- [Given data]

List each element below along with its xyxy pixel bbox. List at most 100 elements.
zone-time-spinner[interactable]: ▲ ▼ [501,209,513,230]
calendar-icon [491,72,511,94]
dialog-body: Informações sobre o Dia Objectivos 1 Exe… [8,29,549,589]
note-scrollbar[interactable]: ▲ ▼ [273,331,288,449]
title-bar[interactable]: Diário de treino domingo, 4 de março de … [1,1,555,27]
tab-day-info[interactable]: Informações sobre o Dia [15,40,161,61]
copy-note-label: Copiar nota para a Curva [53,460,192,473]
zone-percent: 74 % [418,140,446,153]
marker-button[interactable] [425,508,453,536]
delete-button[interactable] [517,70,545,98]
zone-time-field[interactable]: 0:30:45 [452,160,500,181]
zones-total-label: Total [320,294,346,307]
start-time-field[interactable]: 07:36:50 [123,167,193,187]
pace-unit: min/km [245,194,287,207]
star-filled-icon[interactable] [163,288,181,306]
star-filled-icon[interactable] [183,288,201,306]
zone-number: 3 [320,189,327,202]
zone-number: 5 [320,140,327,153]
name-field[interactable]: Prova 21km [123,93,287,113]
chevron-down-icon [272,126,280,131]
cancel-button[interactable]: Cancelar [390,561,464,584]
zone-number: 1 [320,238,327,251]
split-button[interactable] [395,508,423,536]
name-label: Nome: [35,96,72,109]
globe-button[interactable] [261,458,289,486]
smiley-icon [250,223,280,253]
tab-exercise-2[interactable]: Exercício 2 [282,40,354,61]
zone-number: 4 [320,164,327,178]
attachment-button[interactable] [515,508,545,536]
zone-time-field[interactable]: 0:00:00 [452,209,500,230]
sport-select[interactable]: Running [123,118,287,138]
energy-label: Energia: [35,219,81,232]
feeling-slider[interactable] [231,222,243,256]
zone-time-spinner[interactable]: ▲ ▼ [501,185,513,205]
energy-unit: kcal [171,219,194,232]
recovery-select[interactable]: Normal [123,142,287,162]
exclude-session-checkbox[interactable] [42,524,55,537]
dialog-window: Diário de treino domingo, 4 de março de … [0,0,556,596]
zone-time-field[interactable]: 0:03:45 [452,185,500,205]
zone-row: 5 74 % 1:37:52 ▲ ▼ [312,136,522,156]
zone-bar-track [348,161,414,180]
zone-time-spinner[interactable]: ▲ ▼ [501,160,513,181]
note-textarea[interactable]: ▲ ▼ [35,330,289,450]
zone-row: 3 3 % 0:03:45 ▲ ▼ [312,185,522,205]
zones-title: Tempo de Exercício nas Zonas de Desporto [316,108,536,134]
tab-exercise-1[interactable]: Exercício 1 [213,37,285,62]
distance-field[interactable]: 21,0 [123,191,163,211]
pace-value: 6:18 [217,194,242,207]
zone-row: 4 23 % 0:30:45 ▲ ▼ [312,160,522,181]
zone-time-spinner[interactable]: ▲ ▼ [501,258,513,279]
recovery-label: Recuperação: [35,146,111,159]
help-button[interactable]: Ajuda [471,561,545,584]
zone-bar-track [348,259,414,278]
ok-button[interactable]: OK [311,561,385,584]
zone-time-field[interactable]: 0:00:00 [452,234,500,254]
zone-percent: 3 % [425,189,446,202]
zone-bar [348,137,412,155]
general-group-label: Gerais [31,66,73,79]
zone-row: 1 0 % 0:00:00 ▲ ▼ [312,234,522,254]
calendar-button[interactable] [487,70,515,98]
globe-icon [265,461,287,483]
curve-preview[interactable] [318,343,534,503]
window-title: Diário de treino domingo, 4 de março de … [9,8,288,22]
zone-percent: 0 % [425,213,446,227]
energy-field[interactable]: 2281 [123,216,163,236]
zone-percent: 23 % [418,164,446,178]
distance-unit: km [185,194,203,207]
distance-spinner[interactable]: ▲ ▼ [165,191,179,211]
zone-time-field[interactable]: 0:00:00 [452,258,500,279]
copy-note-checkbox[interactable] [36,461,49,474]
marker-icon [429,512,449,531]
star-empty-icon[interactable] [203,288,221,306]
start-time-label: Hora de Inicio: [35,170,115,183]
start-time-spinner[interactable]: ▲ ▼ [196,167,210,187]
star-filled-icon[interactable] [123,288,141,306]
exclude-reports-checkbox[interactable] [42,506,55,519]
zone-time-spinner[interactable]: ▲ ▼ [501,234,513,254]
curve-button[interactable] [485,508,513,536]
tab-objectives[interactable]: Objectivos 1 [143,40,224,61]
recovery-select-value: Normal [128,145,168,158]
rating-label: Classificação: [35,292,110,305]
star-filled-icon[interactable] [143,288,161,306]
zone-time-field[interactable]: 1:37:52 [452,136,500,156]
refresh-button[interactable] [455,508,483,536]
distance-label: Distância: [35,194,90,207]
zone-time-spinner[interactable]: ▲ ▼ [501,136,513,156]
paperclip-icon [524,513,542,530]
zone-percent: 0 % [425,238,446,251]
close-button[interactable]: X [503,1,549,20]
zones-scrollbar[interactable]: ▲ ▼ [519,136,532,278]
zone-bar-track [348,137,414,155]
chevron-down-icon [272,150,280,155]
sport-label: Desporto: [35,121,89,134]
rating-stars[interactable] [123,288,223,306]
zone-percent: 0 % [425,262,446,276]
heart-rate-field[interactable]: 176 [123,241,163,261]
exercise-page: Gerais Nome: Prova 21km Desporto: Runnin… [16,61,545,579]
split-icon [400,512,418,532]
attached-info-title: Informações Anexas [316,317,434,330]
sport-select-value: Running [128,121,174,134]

- [Exercise]
Retype every line of the entries above without changing a single character.

- [Written solution]
List each element below along with its xyxy pixel bbox. List at most 100 elements.
zone-time-spinner[interactable]: ▲ ▼ [501,209,513,230]
calendar-icon [491,72,511,94]
dialog-body: Informações sobre o Dia Objectivos 1 Exe… [8,29,549,589]
note-scrollbar[interactable]: ▲ ▼ [273,331,288,449]
title-bar[interactable]: Diário de treino domingo, 4 de março de … [1,1,555,27]
tab-day-info[interactable]: Informações sobre o Dia [15,40,161,61]
copy-note-label: Copiar nota para a Curva [53,460,192,473]
zone-percent: 74 % [418,140,446,153]
marker-button[interactable] [425,508,453,536]
delete-button[interactable] [517,70,545,98]
zone-time-field[interactable]: 0:30:45 [452,160,500,181]
zones-total-label: Total [320,294,346,307]
start-time-field[interactable]: 07:36:50 [123,167,193,187]
pace-unit: min/km [245,194,287,207]
star-filled-icon[interactable] [163,288,181,306]
star-filled-icon[interactable] [183,288,201,306]
zone-number: 3 [320,189,327,202]
zone-number: 5 [320,140,327,153]
name-field[interactable]: Prova 21km [123,93,287,113]
chevron-down-icon [272,126,280,131]
cancel-button[interactable]: Cancelar [390,561,464,584]
zone-number: 1 [320,238,327,251]
split-button[interactable] [395,508,423,536]
name-label: Nome: [35,96,72,109]
globe-button[interactable] [261,458,289,486]
smiley-icon [250,223,280,253]
tab-exercise-2[interactable]: Exercício 2 [282,40,354,61]
zone-number: 4 [320,164,327,178]
attachment-button[interactable] [515,508,545,536]
zone-time-field[interactable]: 0:00:00 [452,209,500,230]
sport-select[interactable]: Running [123,118,287,138]
energy-label: Energia: [35,219,81,232]
feeling-slider[interactable] [231,222,243,256]
zone-time-spinner[interactable]: ▲ ▼ [501,185,513,205]
energy-unit: kcal [171,219,194,232]
recovery-select[interactable]: Normal [123,142,287,162]
exclude-session-checkbox[interactable] [42,524,55,537]
dialog-window: Diário de treino domingo, 4 de março de … [0,0,556,596]
zone-time-field[interactable]: 0:03:45 [452,185,500,205]
zone-row: 5 74 % 1:37:52 ▲ ▼ [312,136,522,156]
zone-bar-track [348,161,414,180]
zone-time-spinner[interactable]: ▲ ▼ [501,160,513,181]
note-textarea[interactable]: ▲ ▼ [35,330,289,450]
zone-row: 3 3 % 0:03:45 ▲ ▼ [312,185,522,205]
zones-title: Tempo de Exercício nas Zonas de Desporto [316,108,536,134]
tab-exercise-1[interactable]: Exercício 1 [213,37,285,62]
distance-field[interactable]: 21,0 [123,191,163,211]
pace-value: 6:18 [217,194,242,207]
zone-row: 4 23 % 0:30:45 ▲ ▼ [312,160,522,181]
zone-time-spinner[interactable]: ▲ ▼ [501,258,513,279]
recovery-label: Recuperação: [35,146,111,159]
help-button[interactable]: Ajuda [471,561,545,584]
zone-bar-track [348,259,414,278]
ok-button[interactable]: OK [311,561,385,584]
zone-time-field[interactable]: 0:00:00 [452,234,500,254]
zone-percent: 3 % [425,189,446,202]
zone-bar [348,137,412,155]
general-group-label: Gerais [31,66,73,79]
zone-row: 1 0 % 0:00:00 ▲ ▼ [312,234,522,254]
calendar-button[interactable] [487,70,515,98]
globe-icon [265,461,287,483]
curve-preview[interactable] [318,343,534,503]
window-title: Diário de treino domingo, 4 de março de … [9,8,288,22]
zone-percent: 0 % [425,213,446,227]
energy-field[interactable]: 2281 [123,216,163,236]
zone-percent: 23 % [418,164,446,178]
distance-unit: km [185,194,203,207]
distance-spinner[interactable]: ▲ ▼ [165,191,179,211]
zone-time-field[interactable]: 0:00:00 [452,258,500,279]
copy-note-checkbox[interactable] [36,461,49,474]
marker-icon [429,512,449,531]
star-empty-icon[interactable] [203,288,221,306]
start-time-label: Hora de Inicio: [35,170,115,183]
start-time-spinner[interactable]: ▲ ▼ [196,167,210,187]
star-filled-icon[interactable] [123,288,141,306]
exclude-reports-checkbox[interactable] [42,506,55,519]
zone-time-spinner[interactable]: ▲ ▼ [501,234,513,254]
curve-button[interactable] [485,508,513,536]
tab-objectives[interactable]: Objectivos 1 [143,40,224,61]
recovery-select-value: Normal [128,145,168,158]
rating-label: Classificação: [35,292,110,305]
star-filled-icon[interactable] [143,288,161,306]
zone-time-field[interactable]: 1:37:52 [452,136,500,156]
refresh-button[interactable] [455,508,483,536]
distance-label: Distância: [35,194,90,207]
zone-time-spinner[interactable]: ▲ ▼ [501,136,513,156]
paperclip-icon [524,513,542,530]
zone-percent: 0 % [425,238,446,251]
close-button[interactable]: X [503,1,549,20]
zones-scrollbar[interactable]: ▲ ▼ [519,136,532,278]
zone-bar-track [348,137,414,155]
chevron-down-icon [272,150,280,155]
sport-label: Desporto: [35,121,89,134]
rating-stars[interactable] [123,288,223,306]
zone-percent: 0 % [425,262,446,276]
heart-rate-field[interactable]: 176 [123,241,163,261]
exercise-page: Gerais Nome: Prova 21km Desporto: Runnin… [16,61,545,579]
split-icon [400,512,418,532]
attached-info-title: Informações Anexas [316,317,434,330]
sport-select-value: Running [128,121,174,134]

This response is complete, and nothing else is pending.